Exercise objective: Show, in full, each line of the data that contains "similar".

Data extracted from a collection:
* START *

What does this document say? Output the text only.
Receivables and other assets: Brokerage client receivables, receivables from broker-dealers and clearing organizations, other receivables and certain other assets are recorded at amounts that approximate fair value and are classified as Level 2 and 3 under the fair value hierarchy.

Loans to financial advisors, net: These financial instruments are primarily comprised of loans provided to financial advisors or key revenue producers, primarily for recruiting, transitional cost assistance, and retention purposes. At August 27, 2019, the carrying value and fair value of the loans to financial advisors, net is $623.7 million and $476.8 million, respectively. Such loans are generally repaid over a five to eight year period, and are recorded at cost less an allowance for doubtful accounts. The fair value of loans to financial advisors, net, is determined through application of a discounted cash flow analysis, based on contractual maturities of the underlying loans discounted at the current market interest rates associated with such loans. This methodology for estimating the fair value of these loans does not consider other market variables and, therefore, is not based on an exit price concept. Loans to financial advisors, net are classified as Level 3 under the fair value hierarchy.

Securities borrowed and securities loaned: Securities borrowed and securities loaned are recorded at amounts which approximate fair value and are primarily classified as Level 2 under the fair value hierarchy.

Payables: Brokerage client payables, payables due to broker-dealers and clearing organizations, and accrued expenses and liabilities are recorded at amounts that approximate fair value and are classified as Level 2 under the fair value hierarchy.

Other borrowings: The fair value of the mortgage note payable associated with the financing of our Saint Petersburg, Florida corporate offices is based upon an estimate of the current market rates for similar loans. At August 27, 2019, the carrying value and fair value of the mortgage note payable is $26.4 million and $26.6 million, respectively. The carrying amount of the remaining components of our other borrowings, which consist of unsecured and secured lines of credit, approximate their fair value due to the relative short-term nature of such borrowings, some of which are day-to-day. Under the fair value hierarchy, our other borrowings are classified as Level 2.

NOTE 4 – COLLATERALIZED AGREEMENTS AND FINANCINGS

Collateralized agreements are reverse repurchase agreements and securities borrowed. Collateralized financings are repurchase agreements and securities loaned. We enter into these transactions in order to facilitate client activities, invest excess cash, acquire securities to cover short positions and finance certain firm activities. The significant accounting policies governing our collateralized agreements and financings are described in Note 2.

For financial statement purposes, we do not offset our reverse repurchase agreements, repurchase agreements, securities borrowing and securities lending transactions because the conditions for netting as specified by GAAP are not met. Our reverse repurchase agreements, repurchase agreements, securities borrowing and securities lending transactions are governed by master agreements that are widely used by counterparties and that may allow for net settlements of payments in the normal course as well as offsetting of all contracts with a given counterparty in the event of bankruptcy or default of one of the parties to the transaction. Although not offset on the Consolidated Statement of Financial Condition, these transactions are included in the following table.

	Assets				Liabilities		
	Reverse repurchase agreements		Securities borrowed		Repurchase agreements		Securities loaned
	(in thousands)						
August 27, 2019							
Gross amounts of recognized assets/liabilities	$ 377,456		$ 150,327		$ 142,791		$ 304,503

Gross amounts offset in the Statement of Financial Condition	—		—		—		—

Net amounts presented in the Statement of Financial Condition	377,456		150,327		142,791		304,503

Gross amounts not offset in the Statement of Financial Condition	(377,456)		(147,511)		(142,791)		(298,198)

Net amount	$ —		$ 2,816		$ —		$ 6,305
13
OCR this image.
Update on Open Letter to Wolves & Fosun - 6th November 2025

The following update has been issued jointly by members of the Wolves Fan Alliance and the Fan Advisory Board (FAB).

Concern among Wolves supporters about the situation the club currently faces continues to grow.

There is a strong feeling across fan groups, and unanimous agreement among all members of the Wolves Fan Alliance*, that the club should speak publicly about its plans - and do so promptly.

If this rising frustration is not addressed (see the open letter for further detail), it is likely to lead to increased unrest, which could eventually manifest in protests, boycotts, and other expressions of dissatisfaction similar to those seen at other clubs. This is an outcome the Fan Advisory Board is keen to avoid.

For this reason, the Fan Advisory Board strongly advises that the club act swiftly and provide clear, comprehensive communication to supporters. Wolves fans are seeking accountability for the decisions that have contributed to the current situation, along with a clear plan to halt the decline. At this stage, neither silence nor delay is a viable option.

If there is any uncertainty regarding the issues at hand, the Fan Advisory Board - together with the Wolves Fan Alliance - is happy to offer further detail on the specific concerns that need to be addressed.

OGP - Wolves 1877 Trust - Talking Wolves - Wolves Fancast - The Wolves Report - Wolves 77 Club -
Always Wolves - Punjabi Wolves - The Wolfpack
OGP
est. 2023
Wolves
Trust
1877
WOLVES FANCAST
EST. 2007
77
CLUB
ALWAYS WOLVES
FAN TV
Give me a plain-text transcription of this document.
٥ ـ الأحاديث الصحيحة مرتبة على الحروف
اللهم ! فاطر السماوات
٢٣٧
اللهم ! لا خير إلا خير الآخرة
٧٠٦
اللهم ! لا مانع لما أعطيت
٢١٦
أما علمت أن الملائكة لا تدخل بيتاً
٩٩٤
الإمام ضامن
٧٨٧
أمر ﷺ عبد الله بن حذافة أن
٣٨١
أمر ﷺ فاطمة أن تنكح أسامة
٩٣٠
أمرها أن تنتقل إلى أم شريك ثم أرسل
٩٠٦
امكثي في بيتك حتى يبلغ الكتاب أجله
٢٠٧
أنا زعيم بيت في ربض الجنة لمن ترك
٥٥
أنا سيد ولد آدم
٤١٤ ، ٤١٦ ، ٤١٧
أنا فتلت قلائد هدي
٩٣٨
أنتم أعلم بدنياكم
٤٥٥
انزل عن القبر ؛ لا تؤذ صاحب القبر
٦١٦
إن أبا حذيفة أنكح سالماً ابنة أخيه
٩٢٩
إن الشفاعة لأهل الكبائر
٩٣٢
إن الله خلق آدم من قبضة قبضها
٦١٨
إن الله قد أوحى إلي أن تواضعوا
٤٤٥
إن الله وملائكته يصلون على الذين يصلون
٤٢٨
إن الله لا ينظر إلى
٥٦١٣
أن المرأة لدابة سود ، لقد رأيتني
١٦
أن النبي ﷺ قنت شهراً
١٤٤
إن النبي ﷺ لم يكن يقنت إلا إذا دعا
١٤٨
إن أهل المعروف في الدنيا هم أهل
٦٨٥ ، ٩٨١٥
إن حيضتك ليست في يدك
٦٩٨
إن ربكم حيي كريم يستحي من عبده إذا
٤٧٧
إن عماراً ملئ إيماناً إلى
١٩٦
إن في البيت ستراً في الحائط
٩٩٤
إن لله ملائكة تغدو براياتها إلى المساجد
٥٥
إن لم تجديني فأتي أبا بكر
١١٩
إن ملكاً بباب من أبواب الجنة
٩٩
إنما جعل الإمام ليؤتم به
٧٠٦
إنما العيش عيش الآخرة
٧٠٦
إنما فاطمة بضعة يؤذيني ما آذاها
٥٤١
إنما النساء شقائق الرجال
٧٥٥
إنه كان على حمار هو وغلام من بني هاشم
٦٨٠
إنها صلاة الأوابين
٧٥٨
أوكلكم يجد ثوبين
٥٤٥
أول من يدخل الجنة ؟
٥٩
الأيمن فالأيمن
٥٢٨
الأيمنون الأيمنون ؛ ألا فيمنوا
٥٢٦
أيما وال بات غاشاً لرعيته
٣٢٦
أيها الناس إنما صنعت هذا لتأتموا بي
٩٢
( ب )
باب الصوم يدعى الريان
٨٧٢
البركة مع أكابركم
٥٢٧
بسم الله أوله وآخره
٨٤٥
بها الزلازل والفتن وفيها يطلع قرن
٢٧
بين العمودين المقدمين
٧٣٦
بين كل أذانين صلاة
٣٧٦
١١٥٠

* END *

Response to the exercise:
Other borrowings: The fair value of the mortgage note payable associated with the financing of our Saint Petersburg, Florida corporate offices is based upon an estimate of the current market rates for similar loans. At August 27, 2019, the carrying value and fair value of the mortgage note payable is $26.4 million and $26.6 million, respectively. The carrying amount of the remaining components of our other borrowings, which consist of unsecured and secured lines of credit, approximate their fair value due to the relative short-term nature of such borrowings, some of which are day-to-day. Under the fair value hierarchy, our other borrowings are classified as Level 2.
If this rising frustration is not addressed (see the open letter for further detail), it is likely to lead to increased unrest, which could eventually manifest in protests, boycotts, and other expressions of dissatisfaction similar to those seen at other clubs. This is an outcome the Fan Advisory Board is keen to avoid.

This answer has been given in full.